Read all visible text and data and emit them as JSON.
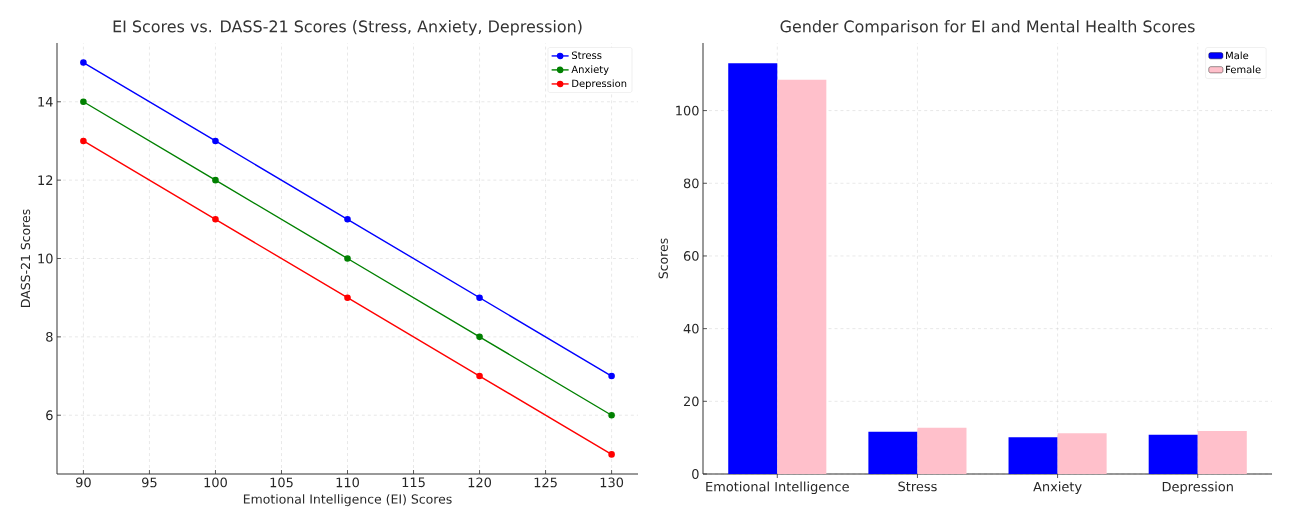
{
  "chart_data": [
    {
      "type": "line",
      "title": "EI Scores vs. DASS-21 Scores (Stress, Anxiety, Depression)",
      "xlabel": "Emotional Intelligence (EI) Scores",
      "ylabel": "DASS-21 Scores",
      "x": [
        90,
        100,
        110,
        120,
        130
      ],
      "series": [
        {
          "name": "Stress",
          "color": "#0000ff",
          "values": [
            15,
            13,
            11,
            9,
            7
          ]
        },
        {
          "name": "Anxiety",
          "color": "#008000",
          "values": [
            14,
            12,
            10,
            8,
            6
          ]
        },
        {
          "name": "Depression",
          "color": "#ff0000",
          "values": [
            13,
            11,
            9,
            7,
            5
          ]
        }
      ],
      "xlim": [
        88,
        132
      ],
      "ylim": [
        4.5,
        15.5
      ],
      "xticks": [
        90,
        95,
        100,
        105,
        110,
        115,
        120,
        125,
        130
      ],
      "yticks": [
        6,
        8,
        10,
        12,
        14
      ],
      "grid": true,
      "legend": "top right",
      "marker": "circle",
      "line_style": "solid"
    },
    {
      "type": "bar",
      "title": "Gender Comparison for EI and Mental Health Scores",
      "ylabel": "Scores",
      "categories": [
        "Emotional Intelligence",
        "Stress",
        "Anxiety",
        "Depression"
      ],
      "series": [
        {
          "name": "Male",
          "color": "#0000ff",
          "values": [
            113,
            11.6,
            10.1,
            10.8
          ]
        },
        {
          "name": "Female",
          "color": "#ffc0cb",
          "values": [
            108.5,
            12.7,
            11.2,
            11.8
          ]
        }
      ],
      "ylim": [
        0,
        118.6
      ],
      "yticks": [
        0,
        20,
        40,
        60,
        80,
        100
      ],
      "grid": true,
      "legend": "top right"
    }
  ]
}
⁂
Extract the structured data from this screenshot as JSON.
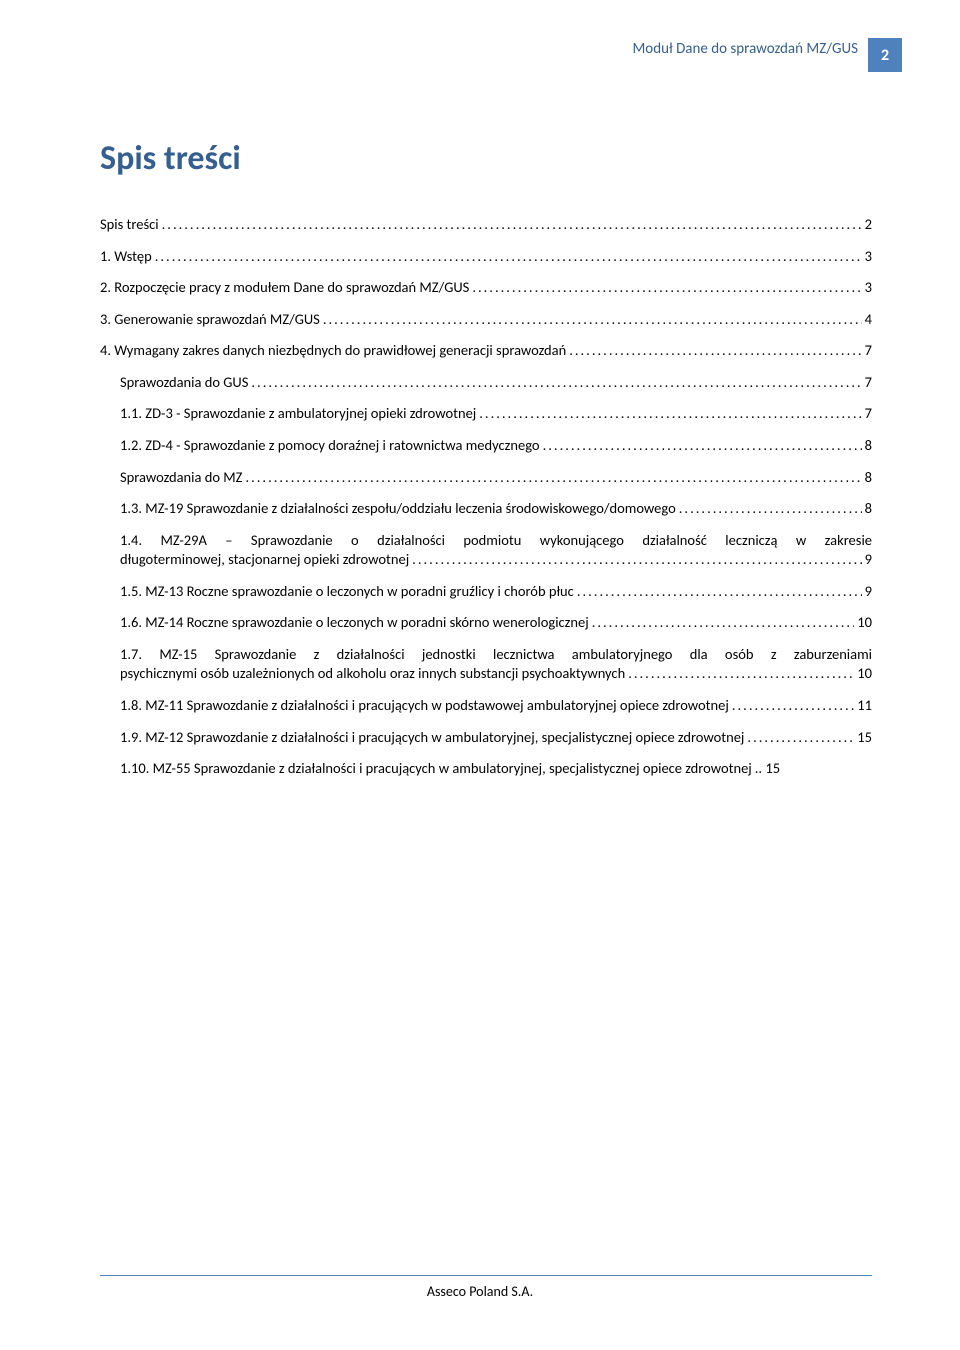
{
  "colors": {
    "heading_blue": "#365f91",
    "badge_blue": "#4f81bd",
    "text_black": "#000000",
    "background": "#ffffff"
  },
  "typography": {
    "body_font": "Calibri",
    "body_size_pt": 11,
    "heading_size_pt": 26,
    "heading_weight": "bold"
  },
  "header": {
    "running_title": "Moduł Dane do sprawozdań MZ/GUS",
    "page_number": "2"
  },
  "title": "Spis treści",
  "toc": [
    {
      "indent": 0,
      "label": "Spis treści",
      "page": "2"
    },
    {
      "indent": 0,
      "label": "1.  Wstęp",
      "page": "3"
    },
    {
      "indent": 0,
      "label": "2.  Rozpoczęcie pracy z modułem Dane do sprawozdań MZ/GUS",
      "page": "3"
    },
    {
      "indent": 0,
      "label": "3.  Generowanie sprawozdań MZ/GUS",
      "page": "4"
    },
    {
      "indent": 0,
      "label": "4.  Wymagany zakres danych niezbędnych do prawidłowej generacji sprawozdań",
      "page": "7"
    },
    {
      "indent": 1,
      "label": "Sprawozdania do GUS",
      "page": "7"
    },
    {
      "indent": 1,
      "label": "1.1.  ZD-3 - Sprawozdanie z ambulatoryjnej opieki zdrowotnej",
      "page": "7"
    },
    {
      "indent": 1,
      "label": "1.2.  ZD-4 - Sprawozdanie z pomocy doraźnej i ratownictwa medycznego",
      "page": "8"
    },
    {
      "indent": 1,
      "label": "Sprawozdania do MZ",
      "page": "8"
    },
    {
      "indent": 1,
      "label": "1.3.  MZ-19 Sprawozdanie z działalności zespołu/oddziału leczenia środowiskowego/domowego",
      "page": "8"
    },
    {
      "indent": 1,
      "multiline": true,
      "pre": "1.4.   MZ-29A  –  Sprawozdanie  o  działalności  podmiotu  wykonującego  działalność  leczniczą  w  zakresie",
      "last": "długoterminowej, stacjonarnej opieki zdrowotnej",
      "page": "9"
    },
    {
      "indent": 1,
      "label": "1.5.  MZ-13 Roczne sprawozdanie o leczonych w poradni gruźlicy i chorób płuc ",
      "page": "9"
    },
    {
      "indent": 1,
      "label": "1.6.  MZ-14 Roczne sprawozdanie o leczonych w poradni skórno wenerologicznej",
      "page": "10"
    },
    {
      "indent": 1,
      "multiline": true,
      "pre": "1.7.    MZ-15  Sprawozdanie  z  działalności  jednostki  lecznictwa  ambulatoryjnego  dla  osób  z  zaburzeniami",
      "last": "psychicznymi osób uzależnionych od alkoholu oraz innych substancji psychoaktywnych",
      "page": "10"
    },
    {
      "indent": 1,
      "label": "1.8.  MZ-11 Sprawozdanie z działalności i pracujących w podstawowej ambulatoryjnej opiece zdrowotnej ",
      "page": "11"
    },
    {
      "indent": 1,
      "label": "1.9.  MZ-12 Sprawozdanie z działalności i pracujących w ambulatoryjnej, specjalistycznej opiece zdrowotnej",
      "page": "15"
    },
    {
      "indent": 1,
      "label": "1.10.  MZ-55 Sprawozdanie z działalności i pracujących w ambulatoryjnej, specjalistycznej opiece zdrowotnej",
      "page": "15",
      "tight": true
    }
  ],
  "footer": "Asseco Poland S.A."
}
⁂
*WHAT YOU HAVE TO DO*
Using the records above, pull out each line where the word "działalności" occurs.

*EXERCISE OUTPUT*
      "label": "1.3.  MZ-19 Sprawozdanie z działalności zespołu/oddziału leczenia środowiskowego/domowego",
      "pre": "1.4.   MZ-29A  –  Sprawozdanie  o  działalności  podmiotu  wykonującego  działalność  leczniczą  w  zakresie",
      "pre": "1.7.    MZ-15  Sprawozdanie  z  działalności  jednostki  lecznictwa  ambulatoryjnego  dla  osób  z  zaburzeniami",
      "label": "1.8.  MZ-11 Sprawozdanie z działalności i pracujących w podstawowej ambulatoryjnej opiece zdrowotnej ",
      "label": "1.9.  MZ-12 Sprawozdanie z działalności i pracujących w ambulatoryjnej, specjalistycznej opiece zdrowotnej",
      "label": "1.10.  MZ-55 Sprawozdanie z działalności i pracujących w ambulatoryjnej, specjalistycznej opiece zdrowotnej",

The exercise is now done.